**STATED GOAL:** Duplicate the lines below verbatim, starting at the line that contains "remove-clause-button: Remove clause(s)" and ending at the line that contains "column-header-operator[interactable]: Operator [418,151,599,171]", with both of those lines included.

**RECORDS SUPPLIED:**
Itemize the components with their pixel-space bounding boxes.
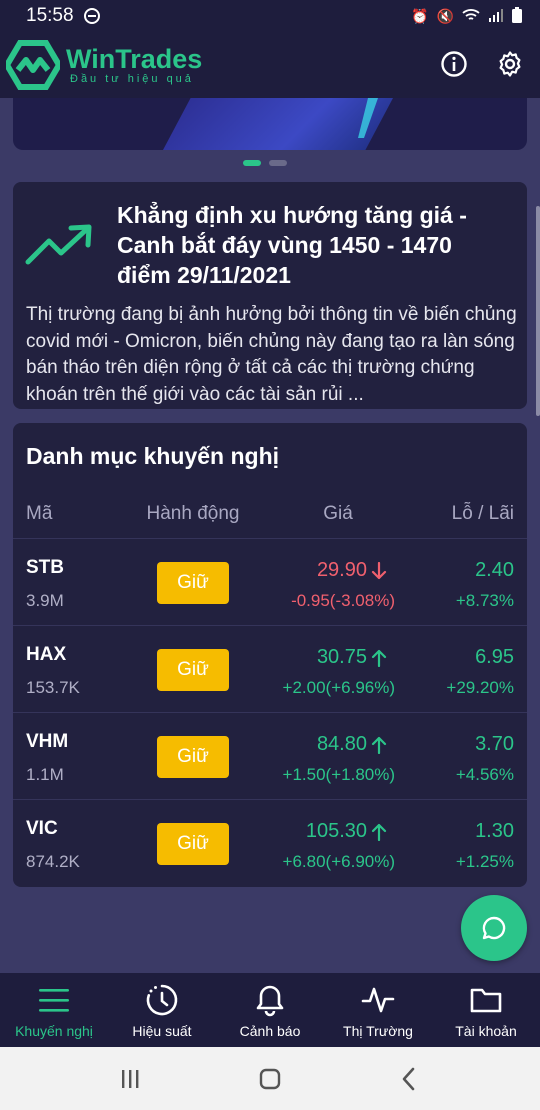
profit-loss-percent: +1.25% (455, 852, 514, 871)
table-row[interactable]: STB 3.9M Giữ 29.90 -0.95(-3.08%) 2.40 +8… (13, 539, 527, 626)
stock-price: 105.30 (306, 820, 387, 843)
do-not-disturb-icon (83, 8, 100, 24)
header-actions (440, 50, 524, 78)
recent-apps-icon[interactable] (117, 1066, 143, 1092)
stock-code: HAX (26, 644, 67, 665)
chat-bubble-icon (482, 916, 506, 940)
brand-tagline: Đầu tư hiệu quả (70, 73, 194, 85)
battery-icon (512, 6, 522, 26)
bottom-nav: Khuyến nghị Hiệu suất Cảnh báo Thị Trườn… (0, 973, 540, 1047)
home-icon[interactable] (257, 1066, 283, 1092)
price-change: +1.50(+1.80%) (282, 765, 395, 784)
brand-name: WinTrades (66, 44, 203, 74)
carousel-indicator (243, 160, 287, 166)
profit-loss-percent: +4.56% (455, 765, 514, 784)
scrollbar[interactable] (536, 206, 540, 416)
profit-loss-value: 2.40 (475, 559, 514, 581)
pulse-icon (361, 987, 395, 1013)
arrow-down-icon (371, 561, 387, 579)
trending-up-icon (25, 224, 92, 265)
nav-item-performance[interactable]: Hiệu suất (108, 973, 216, 1047)
status-icons: ⏰ 🔇 (411, 6, 522, 26)
header-price: Giá (323, 502, 353, 524)
stock-code: VIC (26, 818, 58, 839)
price-change: +2.00(+6.96%) (282, 678, 395, 697)
price-value: 30.75 (316, 646, 367, 668)
stock-price: 29.90 (317, 559, 387, 582)
status-time: 15:58 (26, 5, 74, 26)
hold-button[interactable]: Giữ (157, 562, 229, 604)
profit-loss-value: 6.95 (475, 646, 514, 668)
chat-button[interactable] (461, 895, 527, 961)
nav-item-market[interactable]: Thị Trường (324, 973, 432, 1047)
stock-code: STB (26, 557, 64, 578)
mute-icon: 🔇 (436, 7, 454, 24)
nav-label: Tài khoản (455, 1023, 517, 1039)
info-icon[interactable] (440, 50, 468, 78)
header-profit-loss: Lỗ / Lãi (451, 502, 514, 524)
profit-loss-percent: +29.20% (446, 678, 514, 697)
arrow-up-icon (371, 736, 387, 754)
banner-graphic (163, 98, 393, 150)
banner-carousel[interactable] (13, 98, 527, 150)
profit-loss-percent: +8.73% (455, 591, 514, 610)
recommended-portfolio: Danh mục khuyến nghị Mã Hành động Giá Lỗ… (13, 423, 527, 887)
hold-button[interactable]: Giữ (157, 649, 229, 691)
hold-button[interactable]: Giữ (157, 736, 229, 778)
stock-volume: 874.2K (26, 852, 80, 871)
signal-icon (488, 8, 504, 25)
profit-loss-value: 3.70 (475, 733, 514, 755)
stock-volume: 1.1M (26, 765, 64, 784)
table-row[interactable]: HAX 153.7K Giữ 30.75 +2.00(+6.96%) 6.95 … (13, 626, 527, 713)
price-value: 84.80 (316, 733, 367, 755)
price-value: 29.90 (316, 559, 367, 581)
carousel-dot-2[interactable] (269, 160, 287, 166)
price-change: +6.80(+6.90%) (282, 852, 395, 871)
status-bar: 15:58 ⏰ 🔇 (0, 0, 540, 32)
carousel-dot-1[interactable] (243, 160, 261, 166)
news-card[interactable]: Khẳng định xu hướng tăng giá - Canh bắt … (13, 182, 527, 409)
folder-icon (470, 988, 502, 1013)
app-header: WinTrades Đầu tư hiệu quả (0, 32, 540, 98)
header-code: Mã (26, 502, 53, 524)
settings-gear-icon[interactable] (496, 50, 524, 78)
nav-label: Thị Trường (343, 1023, 413, 1039)
price-value: 105.30 (305, 820, 367, 842)
menu-icon (39, 989, 69, 1012)
back-icon[interactable] (397, 1066, 423, 1092)
nav-item-account[interactable]: Tài khoản (432, 973, 540, 1047)
system-nav-bar (0, 1047, 540, 1110)
price-change: -0.95(-3.08%) (291, 591, 395, 610)
stock-volume: 3.9M (26, 591, 64, 610)
nav-item-recommendations[interactable]: Khuyến nghị (0, 973, 108, 1047)
profit-loss-value: 1.30 (475, 820, 514, 842)
table-header: Mã Hành động Giá Lỗ / Lãi (13, 489, 527, 539)
wintrades-logo-icon (6, 40, 60, 90)
arrow-up-icon (371, 823, 387, 841)
arrow-up-icon (371, 649, 387, 667)
alarm-icon: ⏰ (411, 7, 429, 24)
brand: WinTrades Đầu tư hiệu quả (66, 45, 202, 85)
nav-item-alerts[interactable]: Cảnh báo (216, 973, 324, 1047)
table-row[interactable]: VIC 874.2K Giữ 105.30 +6.80(+6.90%) 1.30… (13, 800, 527, 887)
header-action: Hành động (146, 502, 240, 524)
hold-button[interactable]: Giữ (157, 823, 229, 865)
bell-icon (256, 985, 284, 1017)
nav-label: Hiệu suất (132, 1023, 192, 1039)
table-row[interactable]: VHM 1.1M Giữ 84.80 +1.50(+1.80%) 3.70 +4… (13, 713, 527, 800)
nav-label: Khuyến nghị (15, 1023, 93, 1039)
portfolio-title: Danh mục khuyến nghị (26, 443, 280, 469)
stock-price: 30.75 (317, 646, 387, 669)
stock-code: VHM (26, 731, 69, 752)
stock-volume: 153.7K (26, 678, 80, 697)
nav-label: Cảnh báo (239, 1023, 301, 1039)
performance-icon (146, 984, 178, 1016)
stock-price: 84.80 (317, 733, 387, 756)
news-title: Khẳng định xu hướng tăng giá - Canh bắt … (117, 202, 467, 288)
news-body: Thị trường đang bị ảnh hưởng bởi thông t… (26, 304, 517, 405)
wifi-icon (462, 8, 480, 25)
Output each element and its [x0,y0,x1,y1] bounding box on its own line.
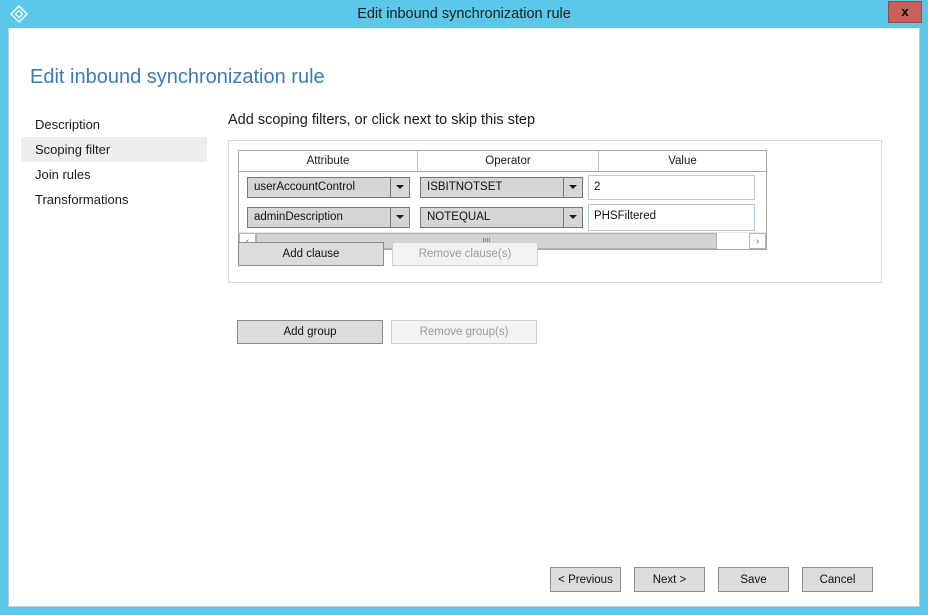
remove-clause-button: Remove clause(s) [392,242,538,266]
clause-grid: Attribute Operator Value userAccountCont… [238,150,767,250]
attribute-dropdown-row-1[interactable]: userAccountControl [247,176,410,198]
column-header-operator[interactable]: Operator [418,151,599,171]
operator-dropdown-row-2[interactable]: NOTEQUAL [420,206,583,228]
window-title: Edit inbound synchronization rule [357,6,571,22]
add-clause-button[interactable]: Add clause [238,242,384,266]
scroll-right-arrow-icon[interactable]: › [749,233,766,249]
table-row: adminDescription NOTEQUAL PHSFiltered [239,202,766,232]
dialog-footer: < Previous Next > Save Cancel [9,567,921,592]
grid-header-row: Attribute Operator Value [239,151,766,172]
chevron-down-icon [563,177,582,197]
operator-dropdown-value-row-2: NOTEQUAL [427,210,491,223]
column-header-value[interactable]: Value [599,151,766,171]
next-button[interactable]: Next > [634,567,705,592]
cancel-button[interactable]: Cancel [802,567,873,592]
scoping-filter-panel: Attribute Operator Value userAccountCont… [228,140,882,283]
sidebar-item-transformations[interactable]: Transformations [21,187,207,212]
add-group-button[interactable]: Add group [237,320,383,344]
table-row: userAccountControl ISBITNOTSET 2 [239,172,766,202]
value-input-row-1[interactable]: 2 [588,174,755,200]
title-bar: Edit inbound synchronization rule x [0,0,928,28]
sidebar-item-description[interactable]: Description [21,112,207,137]
operator-dropdown-value-row-1: ISBITNOTSET [427,180,503,193]
chevron-down-icon [390,207,409,227]
save-button[interactable]: Save [718,567,789,592]
sidebar-item-join-rules[interactable]: Join rules [21,162,207,187]
close-icon[interactable]: x [888,1,922,23]
content-heading: Add scoping filters, or click next to sk… [228,112,536,128]
page-title: Edit inbound synchronization rule [30,66,325,88]
remove-group-button: Remove group(s) [391,320,537,344]
operator-dropdown-row-1[interactable]: ISBITNOTSET [420,176,583,198]
sidebar-item-scoping-filter[interactable]: Scoping filter [21,137,207,162]
dialog-client-area: Edit inbound synchronization rule Descri… [8,28,920,607]
column-header-attribute[interactable]: Attribute [239,151,418,171]
attribute-dropdown-value-row-2: adminDescription [254,210,343,223]
previous-button[interactable]: < Previous [550,567,621,592]
attribute-dropdown-value-row-1: userAccountControl [254,180,355,193]
chevron-down-icon [390,177,409,197]
dialog-window: Edit inbound synchronization rule x Edit… [0,0,928,615]
attribute-dropdown-row-2[interactable]: adminDescription [247,206,410,228]
value-input-row-2[interactable]: PHSFiltered [588,203,755,231]
sidebar-nav: Description Scoping filter Join rules Tr… [21,112,207,212]
chevron-down-icon [563,207,582,227]
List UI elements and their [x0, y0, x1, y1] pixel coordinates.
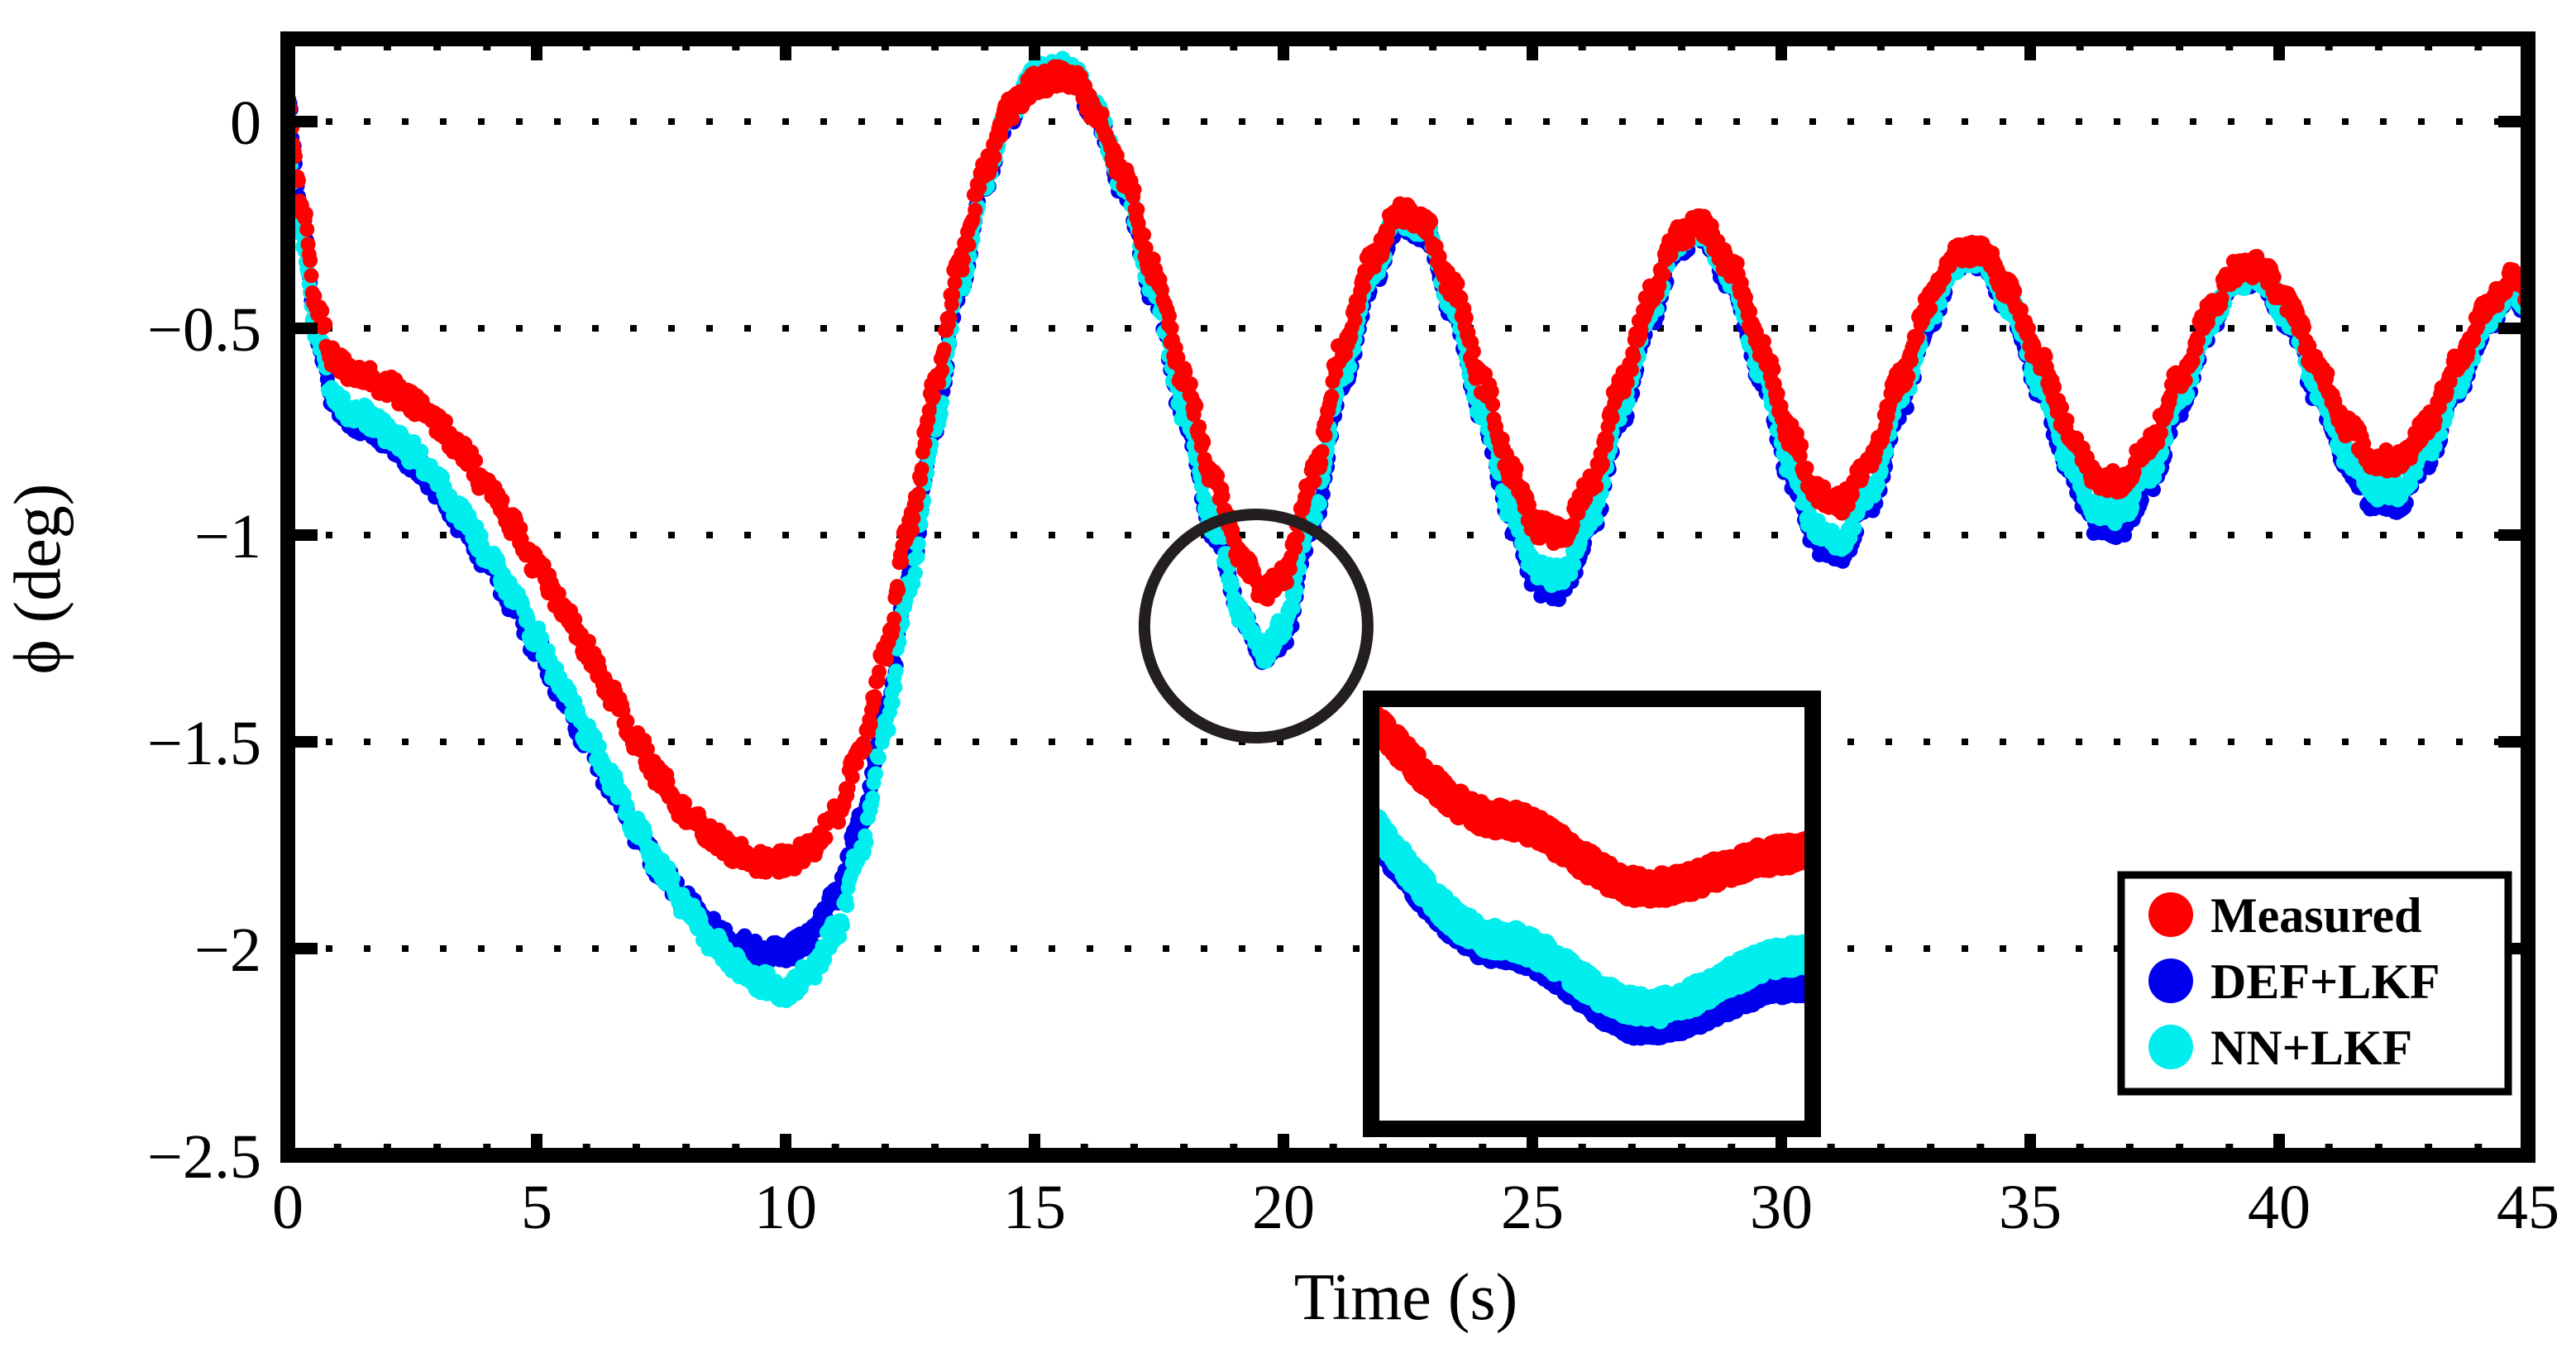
x-tick-label: 0	[272, 1173, 303, 1242]
x-axis-title: Time (s)	[1294, 1261, 1517, 1334]
x-tick-label: 25	[1501, 1173, 1564, 1242]
y-tick-label: −2	[194, 915, 261, 985]
chart-legend[interactable]: Measured DEF+LKF NN+LKF	[2117, 871, 2512, 1096]
x-tick-label: 45	[2497, 1173, 2559, 1242]
legend-label: DEF+LKF	[2210, 954, 2440, 1009]
y-tick-label: −1.5	[147, 709, 261, 778]
legend-marker	[2148, 958, 2193, 1003]
chart-canvas: 0 5 10 15 20 25 30 35 40 45 0 −0.5 −1 −1.5 −2 −2.5 Meas…	[0, 0, 2576, 1372]
x-tick-label: 40	[2248, 1173, 2311, 1242]
x-tick-label: 10	[754, 1173, 817, 1242]
legend-marker	[2148, 892, 2193, 937]
legend-marker	[2148, 1025, 2193, 1069]
x-tick-label: 5	[521, 1173, 552, 1242]
figure-container: 0 5 10 15 20 25 30 35 40 45 0 −0.5 −1 −1.5 −2 −2.5 Meas…	[0, 0, 2576, 1372]
y-axis-title: ϕ (deg)	[2, 484, 74, 675]
legend-label: NN+LKF	[2210, 1021, 2412, 1075]
y-tick-label: −1	[194, 502, 261, 571]
y-tick-label: −2.5	[147, 1122, 261, 1192]
x-tick-label: 15	[1003, 1173, 1066, 1242]
x-tick-label: 20	[1252, 1173, 1315, 1242]
x-tick-label: 35	[1999, 1173, 2062, 1242]
figure-background	[0, 0, 2576, 1372]
legend-label: Measured	[2210, 888, 2422, 943]
y-tick-label: −0.5	[147, 295, 261, 365]
inset-zoom-box	[1363, 691, 1821, 1137]
y-tick-label: 0	[230, 88, 261, 158]
x-tick-label: 30	[1750, 1173, 1813, 1242]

**THE OUTPUT:**
remove-clause-button: Remove clause(s) [392,242,538,266]
clause-grid: Attribute Operator Value userAccountCont… [238,150,767,250]
attribute-dropdown-row-1[interactable]: userAccountControl [247,176,410,198]
column-header-operator[interactable]: Operator [418,151,599,171]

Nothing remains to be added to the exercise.